**SEITENTEXT:**
↓↓↓

Sonntag, 18. Dezember 2016

4. Herzensbande ADVENTS-Türchen

Fotografie: pexels




10 Fragen an Nora Imlau


Liebe Nora,

ich danke dir von Herzen für deine Bereitschaft meine Fragen zu beantworten und damit das letzte Türchen meines ADVENTS-Kalenders mit Leben zu füllen. Als Journalistin, Autorin für Familienthemen, Mutter von mittlerweile drei Kindern und begeisterte Vertreterin von bedürfnisorientierter „Erziehung“ freue ich mich sehr auf deine Antworten.

Wir haben inzwischen den 4. Advent und somit sind wir mitten im Hoch der Weihnachtsvorbereitungen. Was ist für dich das Schönste an der Weihnachtszeit?

Die so genannten Adventsstündchen, eine Familientradition, die ich von meiner Mutter übernommen habe und diese von ihrer Mutter. Jeden Nachmittag im Advent setze ich mich mit allen drei Kindern um unseren Tisch, wir zünden den Adventskranz an, singen ein paar Weihnachtslieder, knuspern Plätzchen und trinken Tee oder Kinderpunsch. Je nach Tagesprogramm dauert dieses gemeinsame Innehalten mal nur wenige Minuten, mal tatsächlich eine ganze Stunde – aber es ist immer schön und wertvoll für mich und unsere Kinder.

Und was ist das Schönste für deine Kinder?

Meine Kinder lieben am meisten ihren Adventskalender. Den packt bei uns jedes Jahr die Omi, und er rankt sich in Form von 72 kleinen liebevoll gefüllten Säckchen unser ganzes Treppengeländer hoch. Ich bin total dankbar, dass meine Schwiegermutter sich darum stets so liebevoll kümmert – so kommen meine Kinder in den Genuss eines Kalenders wie im Bilderbuch, und ich habe damit keinen Stress.

Nach den Feiertagen steht bald das nächste fest an: Silvester. Wie feierst du am liebsten – im kleinen oder großen Kreis?

↑↑↑

**ARBEITSANWEISUNG:**
Führe das Interview mit Nora Imlau über die Advents- und Festtage weiter, und zwar direkt im Anschluss an die zuletzt gestellte Frage.

**EXTRAHIERTE DATEN:**
↓↓↓

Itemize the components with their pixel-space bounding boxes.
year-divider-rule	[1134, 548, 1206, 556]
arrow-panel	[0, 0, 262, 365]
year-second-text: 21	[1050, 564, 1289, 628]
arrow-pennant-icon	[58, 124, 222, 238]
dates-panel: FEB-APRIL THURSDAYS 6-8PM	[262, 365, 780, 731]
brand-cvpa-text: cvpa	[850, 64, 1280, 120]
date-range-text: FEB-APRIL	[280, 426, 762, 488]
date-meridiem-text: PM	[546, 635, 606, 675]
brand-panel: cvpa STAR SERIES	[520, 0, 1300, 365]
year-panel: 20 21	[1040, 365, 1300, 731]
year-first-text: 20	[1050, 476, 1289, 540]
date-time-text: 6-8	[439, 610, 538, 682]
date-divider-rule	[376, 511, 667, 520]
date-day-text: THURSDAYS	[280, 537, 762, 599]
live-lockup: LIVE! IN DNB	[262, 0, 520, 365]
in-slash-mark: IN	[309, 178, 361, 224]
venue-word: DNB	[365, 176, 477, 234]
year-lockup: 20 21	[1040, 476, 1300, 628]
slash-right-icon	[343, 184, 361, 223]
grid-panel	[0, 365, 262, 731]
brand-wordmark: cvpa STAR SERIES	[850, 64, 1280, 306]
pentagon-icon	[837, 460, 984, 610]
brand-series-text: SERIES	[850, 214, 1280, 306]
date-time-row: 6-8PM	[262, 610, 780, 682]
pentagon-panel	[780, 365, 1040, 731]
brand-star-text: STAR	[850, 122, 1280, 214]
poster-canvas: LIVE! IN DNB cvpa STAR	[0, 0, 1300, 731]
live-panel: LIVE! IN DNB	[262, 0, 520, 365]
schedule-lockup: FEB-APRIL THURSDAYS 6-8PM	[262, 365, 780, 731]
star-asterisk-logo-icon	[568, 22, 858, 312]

↑↑↑

**ANTWORT ZUR AUFGABE:**
Das kommt immer auf unsere Familiensituation an: Als unsere Töchter klein waren haben wir oft einfach mit einer befreundeten Familie gemeinsam ganz ruhig und eben kleinkindkompatibel gefeiert, mit einem „Baby-Feuerwerk“ mit Knallerbsen und Wunderkerzen schon gegen 18 Uhr. In den vergangenen Jahren haben mein Mann und ich es aber auch genossen, unsere mittlerweile größeren Kinder den Silvesterabend mit ihren Großeltern verbringen zu lassen und selbst mal wieder auf eine richtige Party zu gehen und mit alten Freunden bis tief in die Nacht zu feiern.
In diesem Jahr werden wir aber wieder im kleinen Kreis feiern, bei uns zuhause und mit unseren Nachbarn und deren Kindern – schließlich ist unser jüngstes Baby erst ein halbes Jahr alt ... 

Hast du schon neue Vorhaben, die auf dich im neuen Jahr warten und wenn ja, welche?

Nachdem ich nach der Geburt meines Sohnes zunächst mit dem Schreiben ganz pausiert habe, werde ich im neuen Jahr nach und nach wieder mit dem journalistischen Arbeiten anfangen. Themenideen habe ich viele – nur die Zeit, sie alle umzusetzen, ist gerade Mangelware. Dabei erlebe ich eine gewisse innere Zerrissenheit, die vermutlich viele Mütter kennen: einerseits würde ich gerne mehr Zeit zum Arbeiten haben, andererseits will ich nicht auf die kostbare Zeit mit meinen Kindern verzichten. Also versuche ich irgendwie, beides unter einen Hut zu kriegen, und schreibe vor allem, wenn meine Kinder unterwegs sind und das Baby schläft ...

Über welches Thema/Themenkomplex würdest du gern mal schreiben?

Oh, mir brennen noch so viele Themen auf der Seele. Aktuell steht bei mir etwa das Thema Geschwisterbeziehungen ganz hoch im Kurs, wie Eltern diese so unterstützen und begleiten können, dass die Bedürfnissen und Grenzen aller Kinder gewahrt bleiben. Aber auch das Thema selbstbestimmte Schwangerschaft und Geburt ist für mich gerade wieder sehr präsent. Und irgendwann möchte ich unbedingt noch ein Buch zu dem Thema schreiben, wie sich Feminismus und bedürfnisorientierte Elternschaft unter einen Hut bringen lassen – das ist so eine Art Lebensthema für mich.

Wenn du auf 2016 zurückblickst ist die Geburt eures dritten Kindes Jakob sicherlich eins der größten Ereignisse neben deinen drei Buchveröffentlichungen (Schlaf gut, Baby!, Das Geburtsbuch, Mein kompetentes Baby). Was hat sich verändert seid ihr nun drei Kinder habt?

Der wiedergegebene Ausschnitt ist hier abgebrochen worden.